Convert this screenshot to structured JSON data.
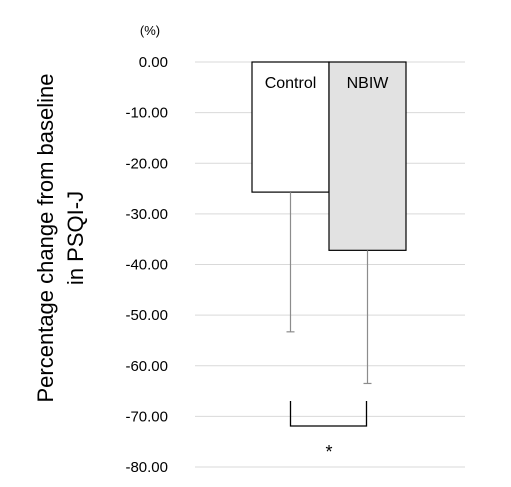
{
  "chart_data": {
    "type": "bar",
    "unit_label": "(%)",
    "ylabel_line1": "Percentage change from baseline",
    "ylabel_line2": "in PSQI-J",
    "categories": [
      "Control",
      "NBIW"
    ],
    "values": [
      -25.7,
      -37.2
    ],
    "error_lower": [
      -53.3,
      -63.5
    ],
    "ylim": [
      -80,
      0
    ],
    "yticks": [
      0,
      -10,
      -20,
      -30,
      -40,
      -50,
      -60,
      -70,
      -80
    ],
    "ytick_labels": [
      "0.00",
      "-10.00",
      "-20.00",
      "-30.00",
      "-40.00",
      "-50.00",
      "-60.00",
      "-70.00",
      "-80.00"
    ],
    "significance_marker": "*",
    "grid": true,
    "colors": {
      "Control": "#ffffff",
      "NBIW": "#e2e2e2",
      "grid": "#d9d9d9",
      "error_bar": "#8c8c8c",
      "outline": "#000000"
    }
  }
}
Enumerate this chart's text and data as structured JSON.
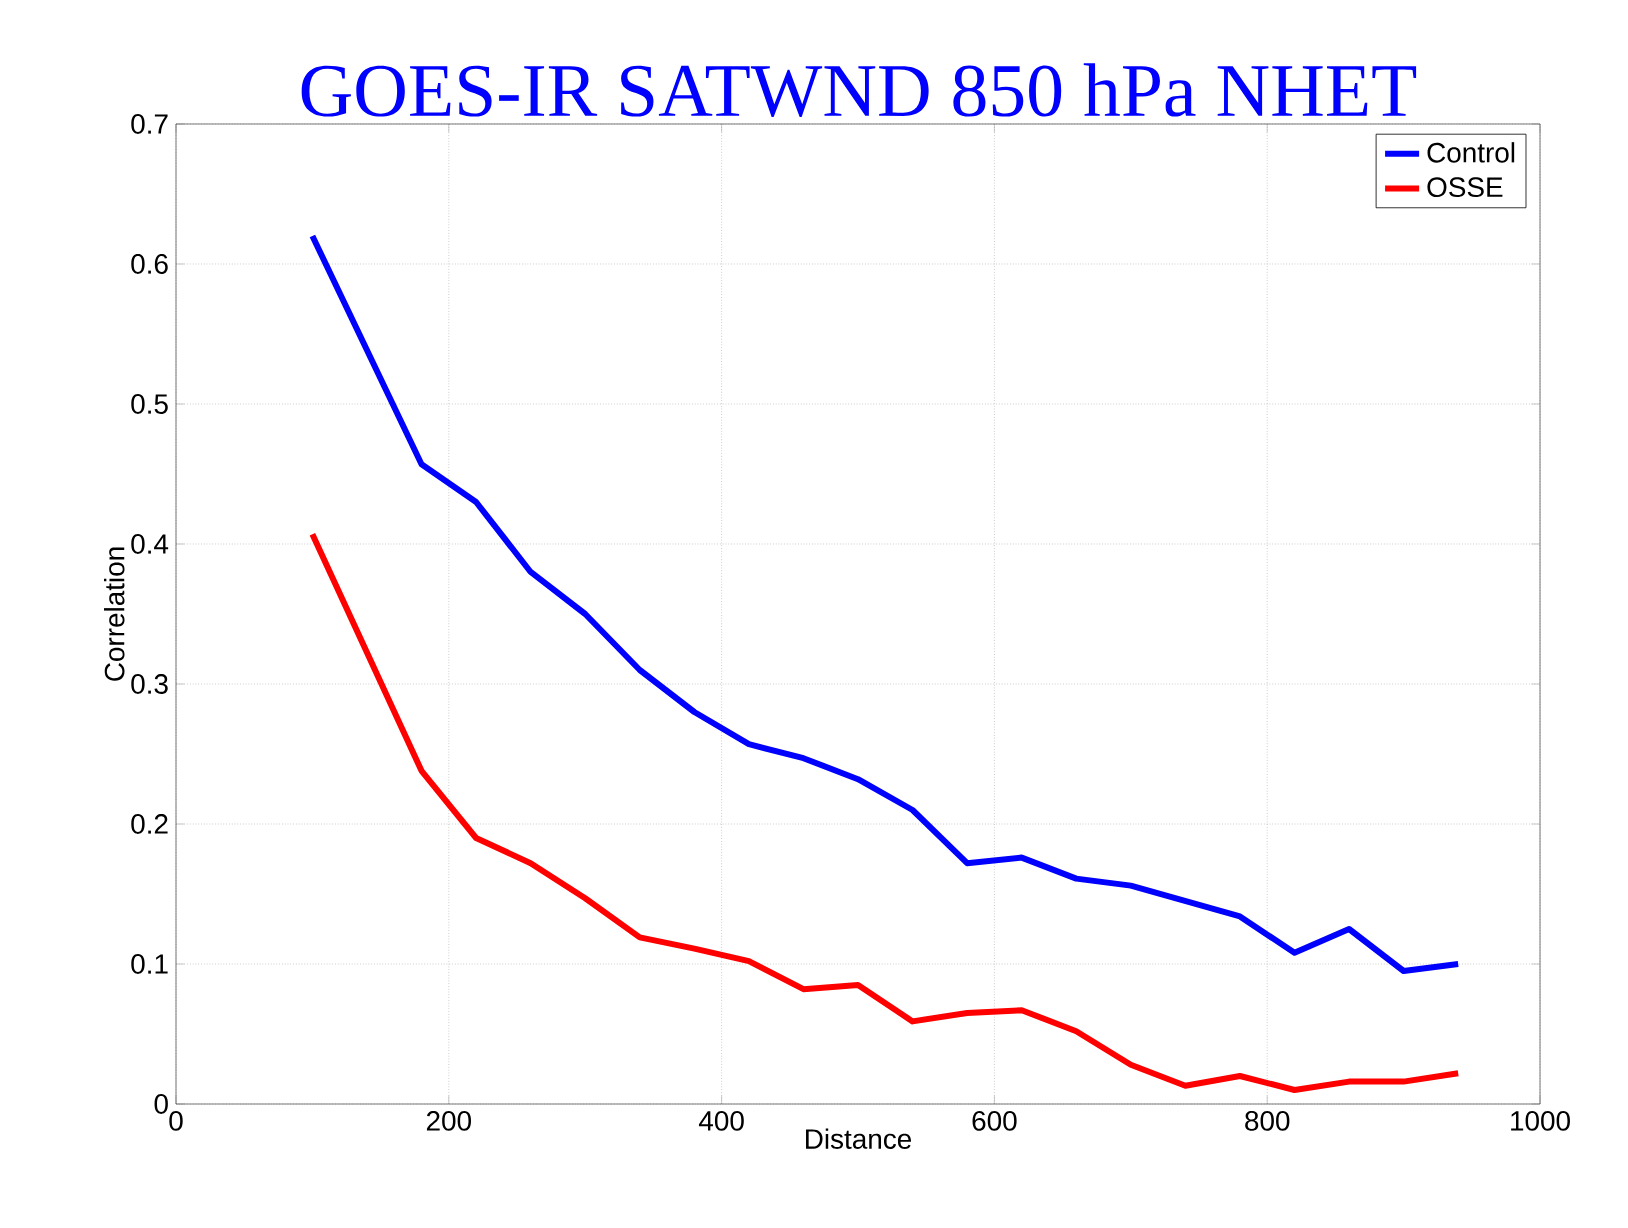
{
  "chart_data": {
    "type": "line",
    "title": "GOES-IR SATWND 850 hPa NHET",
    "xlabel": "Distance",
    "ylabel": "Correlation",
    "x": [
      100,
      180,
      220,
      260,
      300,
      340,
      380,
      420,
      460,
      500,
      540,
      580,
      620,
      660,
      700,
      740,
      780,
      820,
      860,
      900,
      940
    ],
    "series": [
      {
        "name": "Control",
        "color": "#0000ff",
        "values": [
          0.62,
          0.457,
          0.43,
          0.38,
          0.35,
          0.31,
          0.28,
          0.257,
          0.247,
          0.232,
          0.21,
          0.172,
          0.176,
          0.161,
          0.156,
          0.145,
          0.134,
          0.108,
          0.125,
          0.095,
          0.1
        ]
      },
      {
        "name": "OSSE",
        "color": "#ff0000",
        "values": [
          0.407,
          0.238,
          0.19,
          0.172,
          0.147,
          0.119,
          0.111,
          0.102,
          0.082,
          0.085,
          0.059,
          0.065,
          0.067,
          0.052,
          0.028,
          0.013,
          0.02,
          0.01,
          0.016,
          0.016,
          0.022
        ]
      }
    ],
    "xlim": [
      0,
      1000
    ],
    "ylim": [
      0,
      0.7
    ],
    "xticks": [
      0,
      200,
      400,
      600,
      800,
      1000
    ],
    "yticks": [
      0,
      0.1,
      0.2,
      0.3,
      0.4,
      0.5,
      0.6,
      0.7
    ],
    "grid": true,
    "legend": "top right"
  }
}
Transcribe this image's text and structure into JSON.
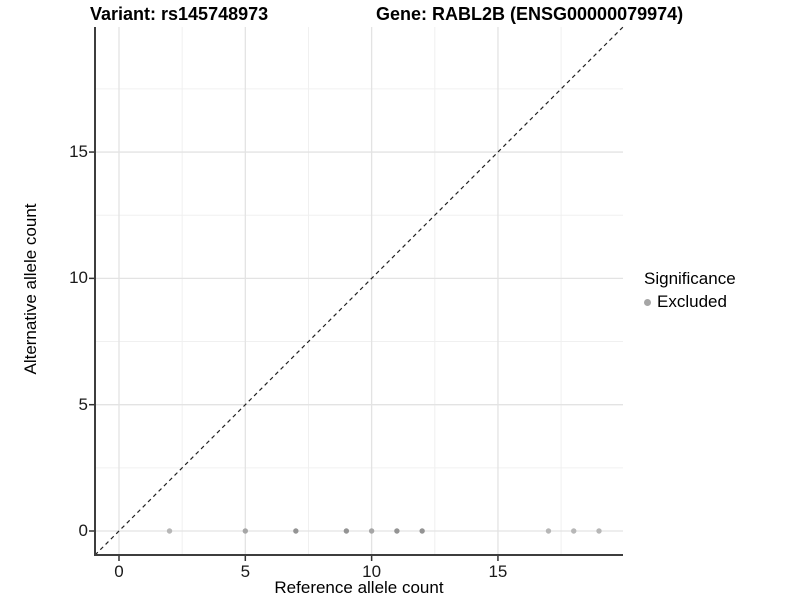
{
  "chart_data": {
    "type": "scatter",
    "title_left": "Variant: rs145748973",
    "title_right": "Gene: RABL2B (ENSG00000079974)",
    "xlabel": "Reference allele count",
    "ylabel": "Alternative allele count",
    "x_ticks": [
      0,
      5,
      10,
      15
    ],
    "y_ticks": [
      0,
      5,
      10,
      15
    ],
    "minor_gridlines": [
      2.5,
      7.5,
      12.5,
      17.5
    ],
    "xlim": [
      -0.95,
      19.95
    ],
    "ylim": [
      -0.95,
      19.95
    ],
    "grid": "major+minor",
    "reference_line": {
      "type": "identity y=x",
      "style": "dashed"
    },
    "legend": {
      "title": "Significance",
      "position": "right",
      "items": [
        {
          "label": "Excluded",
          "color": "#a6a6a6"
        }
      ]
    },
    "series": [
      {
        "name": "Excluded",
        "points": [
          {
            "x": 2,
            "y": 0,
            "shade": "light"
          },
          {
            "x": 5,
            "y": 0,
            "shade": "medium"
          },
          {
            "x": 7,
            "y": 0,
            "shade": "dark"
          },
          {
            "x": 9,
            "y": 0,
            "shade": "dark"
          },
          {
            "x": 10,
            "y": 0,
            "shade": "medium"
          },
          {
            "x": 11,
            "y": 0,
            "shade": "dark"
          },
          {
            "x": 12,
            "y": 0,
            "shade": "dark"
          },
          {
            "x": 17,
            "y": 0,
            "shade": "light"
          },
          {
            "x": 18,
            "y": 0,
            "shade": "light"
          },
          {
            "x": 19,
            "y": 0,
            "shade": "light"
          }
        ]
      }
    ],
    "colors": {
      "point_light": "#b7b7b7",
      "point_medium": "#a6a6a6",
      "point_dark": "#949494",
      "grid_major": "#e3e3e3",
      "grid_minor": "#f0f0f0",
      "axis_line": "#3d3d3d",
      "tick_mark": "#333333",
      "dashed_line": "#222222"
    }
  }
}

§

Identify every line above with the string "text" in it. Copy those lines.

▶ ANSWER TO THIS PROBLEM:
Enumerate this chart's text and data as structured JSON.
Transcribe this image's text and structure into JSON.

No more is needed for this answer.